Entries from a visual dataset
>> start
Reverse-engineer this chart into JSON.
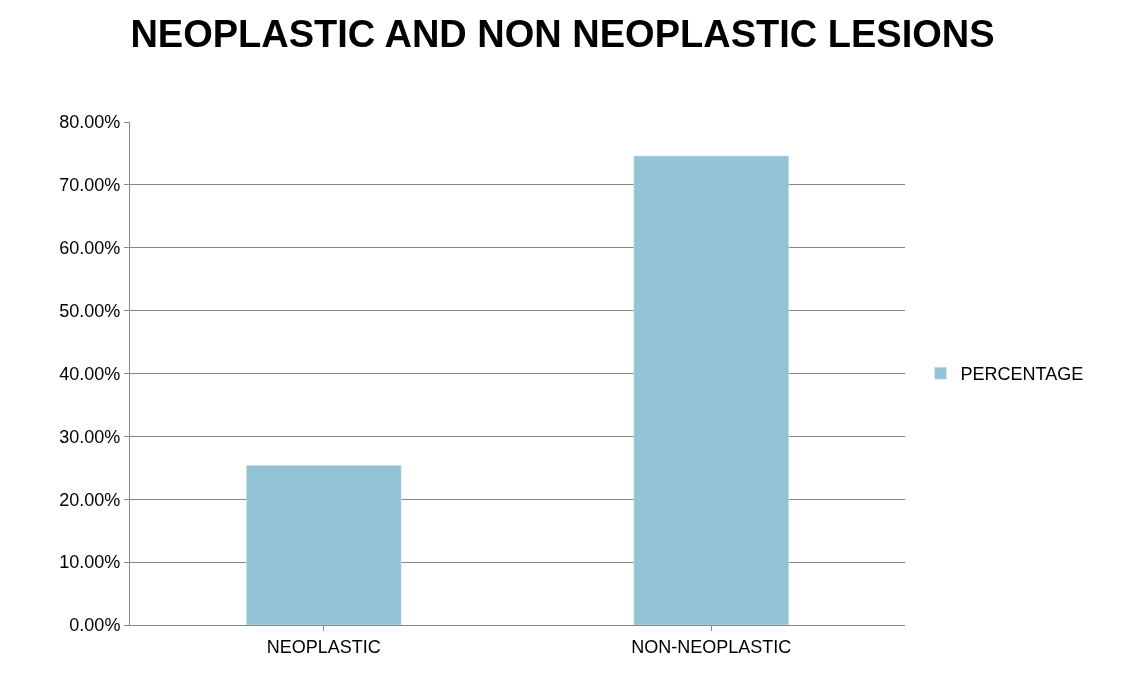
{
  "chart_data": {
    "type": "bar",
    "title": "NEOPLASTIC AND NON NEOPLASTIC LESIONS",
    "categories": [
      "NEOPLASTIC",
      "NON-NEOPLASTIC"
    ],
    "series": [
      {
        "name": "PERCENTAGE",
        "color": "#93c3d5",
        "values": [
          25.4,
          74.6
        ]
      }
    ],
    "ylim": [
      0,
      80
    ],
    "yticks": [
      {
        "value": 0,
        "label": "0.00%"
      },
      {
        "value": 10,
        "label": "10.00%"
      },
      {
        "value": 20,
        "label": "20.00%"
      },
      {
        "value": 30,
        "label": "30.00%"
      },
      {
        "value": 40,
        "label": "40.00%"
      },
      {
        "value": 50,
        "label": "50.00%"
      },
      {
        "value": 60,
        "label": "60.00%"
      },
      {
        "value": 70,
        "label": "70.00%"
      },
      {
        "value": 80,
        "label": "80.00%"
      }
    ],
    "grid": "y",
    "legend": "right"
  }
}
>> end
▶ _Exercise instructions_: Using the records above, gather all lines where the string "NEOPLASTIC" is present.

▶ _Complete answer_:
    "title": "NEOPLASTIC AND NON NEOPLASTIC LESIONS",
      "NEOPLASTIC",
      "NON-NEOPLASTIC"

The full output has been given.